[Start Records to process]
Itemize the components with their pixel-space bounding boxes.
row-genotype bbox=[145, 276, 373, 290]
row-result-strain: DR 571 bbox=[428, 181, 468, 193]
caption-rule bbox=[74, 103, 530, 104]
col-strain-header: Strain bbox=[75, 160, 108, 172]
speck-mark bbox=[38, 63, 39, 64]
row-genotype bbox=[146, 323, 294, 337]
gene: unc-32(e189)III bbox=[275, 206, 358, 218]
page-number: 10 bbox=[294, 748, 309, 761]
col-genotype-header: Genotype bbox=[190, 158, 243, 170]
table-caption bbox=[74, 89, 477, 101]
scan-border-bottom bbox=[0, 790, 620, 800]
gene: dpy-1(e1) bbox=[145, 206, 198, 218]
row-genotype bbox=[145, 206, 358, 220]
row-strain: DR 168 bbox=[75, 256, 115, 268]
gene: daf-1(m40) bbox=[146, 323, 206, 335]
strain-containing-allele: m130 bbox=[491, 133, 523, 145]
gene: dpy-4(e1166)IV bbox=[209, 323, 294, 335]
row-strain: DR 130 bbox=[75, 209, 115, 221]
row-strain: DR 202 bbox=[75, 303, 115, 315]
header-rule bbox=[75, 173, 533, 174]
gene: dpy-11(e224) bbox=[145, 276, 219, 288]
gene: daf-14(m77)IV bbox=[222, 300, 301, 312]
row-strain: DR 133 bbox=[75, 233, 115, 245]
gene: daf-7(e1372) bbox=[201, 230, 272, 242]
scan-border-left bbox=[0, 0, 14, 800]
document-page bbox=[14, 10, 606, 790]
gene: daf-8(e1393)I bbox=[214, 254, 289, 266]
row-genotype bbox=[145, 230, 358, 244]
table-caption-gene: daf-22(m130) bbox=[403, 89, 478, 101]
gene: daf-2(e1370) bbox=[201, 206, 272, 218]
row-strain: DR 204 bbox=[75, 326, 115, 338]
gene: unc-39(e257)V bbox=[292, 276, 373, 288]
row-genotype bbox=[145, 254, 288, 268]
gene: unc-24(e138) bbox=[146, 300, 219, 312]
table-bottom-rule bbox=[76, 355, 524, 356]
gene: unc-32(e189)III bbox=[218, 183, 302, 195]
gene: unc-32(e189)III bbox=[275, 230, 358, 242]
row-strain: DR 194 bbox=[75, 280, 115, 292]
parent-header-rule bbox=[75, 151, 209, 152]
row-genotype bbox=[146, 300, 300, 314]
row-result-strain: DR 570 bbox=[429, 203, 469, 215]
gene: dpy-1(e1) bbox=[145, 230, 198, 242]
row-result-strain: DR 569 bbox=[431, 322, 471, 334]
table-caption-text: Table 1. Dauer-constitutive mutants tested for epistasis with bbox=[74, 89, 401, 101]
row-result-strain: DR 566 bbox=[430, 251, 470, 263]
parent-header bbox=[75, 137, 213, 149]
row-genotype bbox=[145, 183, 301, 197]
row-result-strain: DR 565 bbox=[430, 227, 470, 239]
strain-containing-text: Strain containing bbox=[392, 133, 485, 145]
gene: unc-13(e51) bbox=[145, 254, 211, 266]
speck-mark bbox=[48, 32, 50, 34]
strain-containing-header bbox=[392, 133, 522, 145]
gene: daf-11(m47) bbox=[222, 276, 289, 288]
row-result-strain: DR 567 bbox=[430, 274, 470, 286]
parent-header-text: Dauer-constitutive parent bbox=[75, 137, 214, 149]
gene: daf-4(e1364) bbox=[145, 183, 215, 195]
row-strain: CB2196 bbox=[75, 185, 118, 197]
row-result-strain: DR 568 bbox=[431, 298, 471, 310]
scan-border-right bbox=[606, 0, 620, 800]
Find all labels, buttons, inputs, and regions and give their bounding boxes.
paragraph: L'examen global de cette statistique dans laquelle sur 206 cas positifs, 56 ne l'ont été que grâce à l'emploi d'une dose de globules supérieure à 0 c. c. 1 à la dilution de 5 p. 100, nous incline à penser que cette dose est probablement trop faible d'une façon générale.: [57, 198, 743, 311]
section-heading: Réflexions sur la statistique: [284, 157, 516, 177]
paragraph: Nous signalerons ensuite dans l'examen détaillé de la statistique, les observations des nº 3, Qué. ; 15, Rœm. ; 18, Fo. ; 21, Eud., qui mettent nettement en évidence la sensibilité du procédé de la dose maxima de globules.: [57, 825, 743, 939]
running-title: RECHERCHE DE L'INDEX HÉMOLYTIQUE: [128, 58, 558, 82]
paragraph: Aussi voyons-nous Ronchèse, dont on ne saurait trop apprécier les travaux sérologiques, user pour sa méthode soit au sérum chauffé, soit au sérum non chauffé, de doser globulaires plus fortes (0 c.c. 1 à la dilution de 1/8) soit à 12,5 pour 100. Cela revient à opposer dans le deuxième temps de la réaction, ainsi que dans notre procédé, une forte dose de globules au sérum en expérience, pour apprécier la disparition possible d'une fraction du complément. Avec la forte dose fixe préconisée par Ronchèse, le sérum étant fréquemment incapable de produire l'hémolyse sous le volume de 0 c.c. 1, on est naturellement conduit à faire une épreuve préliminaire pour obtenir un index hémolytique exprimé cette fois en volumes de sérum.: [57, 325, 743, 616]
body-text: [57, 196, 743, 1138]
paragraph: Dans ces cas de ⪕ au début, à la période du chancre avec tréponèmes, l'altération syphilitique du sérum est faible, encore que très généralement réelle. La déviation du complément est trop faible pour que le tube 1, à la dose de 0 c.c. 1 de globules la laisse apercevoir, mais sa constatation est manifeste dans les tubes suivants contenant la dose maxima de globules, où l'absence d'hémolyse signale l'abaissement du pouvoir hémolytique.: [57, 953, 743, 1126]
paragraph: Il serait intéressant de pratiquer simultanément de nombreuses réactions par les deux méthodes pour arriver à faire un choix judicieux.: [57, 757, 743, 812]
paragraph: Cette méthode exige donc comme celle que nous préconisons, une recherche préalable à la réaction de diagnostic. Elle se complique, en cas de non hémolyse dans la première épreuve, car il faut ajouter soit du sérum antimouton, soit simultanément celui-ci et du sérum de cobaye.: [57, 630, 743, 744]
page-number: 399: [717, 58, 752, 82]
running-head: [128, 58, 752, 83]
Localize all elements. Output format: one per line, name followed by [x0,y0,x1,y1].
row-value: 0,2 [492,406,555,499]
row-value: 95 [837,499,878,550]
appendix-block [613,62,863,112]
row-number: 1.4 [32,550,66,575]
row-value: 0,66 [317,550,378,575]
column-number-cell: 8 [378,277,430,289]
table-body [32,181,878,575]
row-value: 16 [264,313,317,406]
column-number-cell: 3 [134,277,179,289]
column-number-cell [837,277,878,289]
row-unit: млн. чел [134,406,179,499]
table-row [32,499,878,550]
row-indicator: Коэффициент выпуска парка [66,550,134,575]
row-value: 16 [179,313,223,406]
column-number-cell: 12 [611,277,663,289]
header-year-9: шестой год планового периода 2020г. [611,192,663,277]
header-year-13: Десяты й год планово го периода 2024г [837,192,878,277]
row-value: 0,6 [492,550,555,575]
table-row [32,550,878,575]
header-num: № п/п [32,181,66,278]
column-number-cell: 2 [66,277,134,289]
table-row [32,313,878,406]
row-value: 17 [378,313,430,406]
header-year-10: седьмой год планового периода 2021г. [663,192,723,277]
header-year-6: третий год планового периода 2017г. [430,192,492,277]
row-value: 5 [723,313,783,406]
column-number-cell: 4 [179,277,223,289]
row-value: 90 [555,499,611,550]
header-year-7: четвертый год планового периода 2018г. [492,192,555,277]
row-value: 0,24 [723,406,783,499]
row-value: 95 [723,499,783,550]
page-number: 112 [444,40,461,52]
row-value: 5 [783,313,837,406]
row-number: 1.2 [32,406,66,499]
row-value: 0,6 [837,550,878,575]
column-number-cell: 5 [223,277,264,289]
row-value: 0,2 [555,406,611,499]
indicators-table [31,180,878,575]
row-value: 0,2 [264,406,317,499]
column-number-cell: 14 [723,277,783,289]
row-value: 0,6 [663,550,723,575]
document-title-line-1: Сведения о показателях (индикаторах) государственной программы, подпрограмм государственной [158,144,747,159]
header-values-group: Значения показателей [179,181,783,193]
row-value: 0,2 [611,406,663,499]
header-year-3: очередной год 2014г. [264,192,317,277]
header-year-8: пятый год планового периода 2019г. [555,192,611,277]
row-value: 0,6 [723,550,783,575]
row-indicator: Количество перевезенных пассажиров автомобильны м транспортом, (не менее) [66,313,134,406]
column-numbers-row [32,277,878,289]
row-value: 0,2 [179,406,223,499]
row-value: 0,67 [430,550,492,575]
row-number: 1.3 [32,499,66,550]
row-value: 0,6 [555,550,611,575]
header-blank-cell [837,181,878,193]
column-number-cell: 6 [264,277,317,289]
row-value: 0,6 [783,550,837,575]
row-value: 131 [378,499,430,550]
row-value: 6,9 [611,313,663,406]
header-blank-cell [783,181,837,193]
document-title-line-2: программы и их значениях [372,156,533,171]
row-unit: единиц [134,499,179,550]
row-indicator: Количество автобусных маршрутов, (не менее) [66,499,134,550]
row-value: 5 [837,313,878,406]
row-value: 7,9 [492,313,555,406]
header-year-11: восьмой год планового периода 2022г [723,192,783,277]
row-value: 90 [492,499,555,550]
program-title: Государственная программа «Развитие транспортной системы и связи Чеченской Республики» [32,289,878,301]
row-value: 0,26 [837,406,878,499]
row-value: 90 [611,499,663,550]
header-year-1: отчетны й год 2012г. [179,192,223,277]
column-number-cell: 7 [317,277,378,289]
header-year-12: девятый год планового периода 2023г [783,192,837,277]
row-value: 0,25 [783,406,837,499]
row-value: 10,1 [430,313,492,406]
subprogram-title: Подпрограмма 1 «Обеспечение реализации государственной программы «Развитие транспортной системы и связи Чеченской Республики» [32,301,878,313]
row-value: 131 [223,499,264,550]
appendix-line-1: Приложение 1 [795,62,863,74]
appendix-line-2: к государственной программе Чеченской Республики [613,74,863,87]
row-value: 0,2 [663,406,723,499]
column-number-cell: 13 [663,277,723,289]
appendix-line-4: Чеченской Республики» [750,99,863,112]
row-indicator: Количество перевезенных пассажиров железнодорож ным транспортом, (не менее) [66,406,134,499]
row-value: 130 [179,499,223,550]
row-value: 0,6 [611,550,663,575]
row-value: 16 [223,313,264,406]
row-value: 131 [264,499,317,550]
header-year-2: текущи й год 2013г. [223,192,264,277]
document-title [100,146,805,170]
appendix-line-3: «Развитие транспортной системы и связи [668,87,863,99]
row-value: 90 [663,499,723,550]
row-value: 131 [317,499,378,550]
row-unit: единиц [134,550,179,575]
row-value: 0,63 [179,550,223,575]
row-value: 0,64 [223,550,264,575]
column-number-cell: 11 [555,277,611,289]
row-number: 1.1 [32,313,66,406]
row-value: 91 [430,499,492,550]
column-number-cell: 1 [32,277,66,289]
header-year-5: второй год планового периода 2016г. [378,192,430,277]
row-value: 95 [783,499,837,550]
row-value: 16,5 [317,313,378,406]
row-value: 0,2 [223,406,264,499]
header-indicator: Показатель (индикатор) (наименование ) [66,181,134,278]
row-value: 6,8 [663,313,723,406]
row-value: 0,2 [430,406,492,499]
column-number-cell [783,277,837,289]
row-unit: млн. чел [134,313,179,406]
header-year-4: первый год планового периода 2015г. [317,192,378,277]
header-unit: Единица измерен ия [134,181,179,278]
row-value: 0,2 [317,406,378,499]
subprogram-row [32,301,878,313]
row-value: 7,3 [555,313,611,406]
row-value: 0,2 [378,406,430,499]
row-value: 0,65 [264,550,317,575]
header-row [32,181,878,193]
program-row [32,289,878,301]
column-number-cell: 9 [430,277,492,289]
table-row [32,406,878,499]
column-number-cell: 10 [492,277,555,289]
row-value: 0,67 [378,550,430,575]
[End Records to process]
**Your task**
Reproduce verbatim every line from the start of the entries through the line containing "table-caption-gene: daf-22(m130) bbox=[403, 89, 478, 101]", including that line.

**Solution for this task**
Itemize the components with their pixel-space bounding boxes.
row-genotype bbox=[145, 276, 373, 290]
row-result-strain: DR 571 bbox=[428, 181, 468, 193]
caption-rule bbox=[74, 103, 530, 104]
col-strain-header: Strain bbox=[75, 160, 108, 172]
speck-mark bbox=[38, 63, 39, 64]
row-genotype bbox=[146, 323, 294, 337]
gene: unc-32(e189)III bbox=[275, 206, 358, 218]
page-number: 10 bbox=[294, 748, 309, 761]
col-genotype-header: Genotype bbox=[190, 158, 243, 170]
table-caption bbox=[74, 89, 477, 101]
scan-border-bottom bbox=[0, 790, 620, 800]
gene: dpy-1(e1) bbox=[145, 206, 198, 218]
row-genotype bbox=[145, 206, 358, 220]
row-strain: DR 168 bbox=[75, 256, 115, 268]
gene: daf-1(m40) bbox=[146, 323, 206, 335]
strain-containing-allele: m130 bbox=[491, 133, 523, 145]
gene: dpy-4(e1166)IV bbox=[209, 323, 294, 335]
row-strain: DR 130 bbox=[75, 209, 115, 221]
row-strain: DR 202 bbox=[75, 303, 115, 315]
header-rule bbox=[75, 173, 533, 174]
gene: dpy-11(e224) bbox=[145, 276, 219, 288]
gene: daf-14(m77)IV bbox=[222, 300, 301, 312]
row-strain: DR 133 bbox=[75, 233, 115, 245]
gene: daf-7(e1372) bbox=[201, 230, 272, 242]
scan-border-left bbox=[0, 0, 14, 800]
document-page bbox=[14, 10, 606, 790]
gene: daf-8(e1393)I bbox=[214, 254, 289, 266]
row-genotype bbox=[145, 230, 358, 244]
table-caption-gene: daf-22(m130) bbox=[403, 89, 478, 101]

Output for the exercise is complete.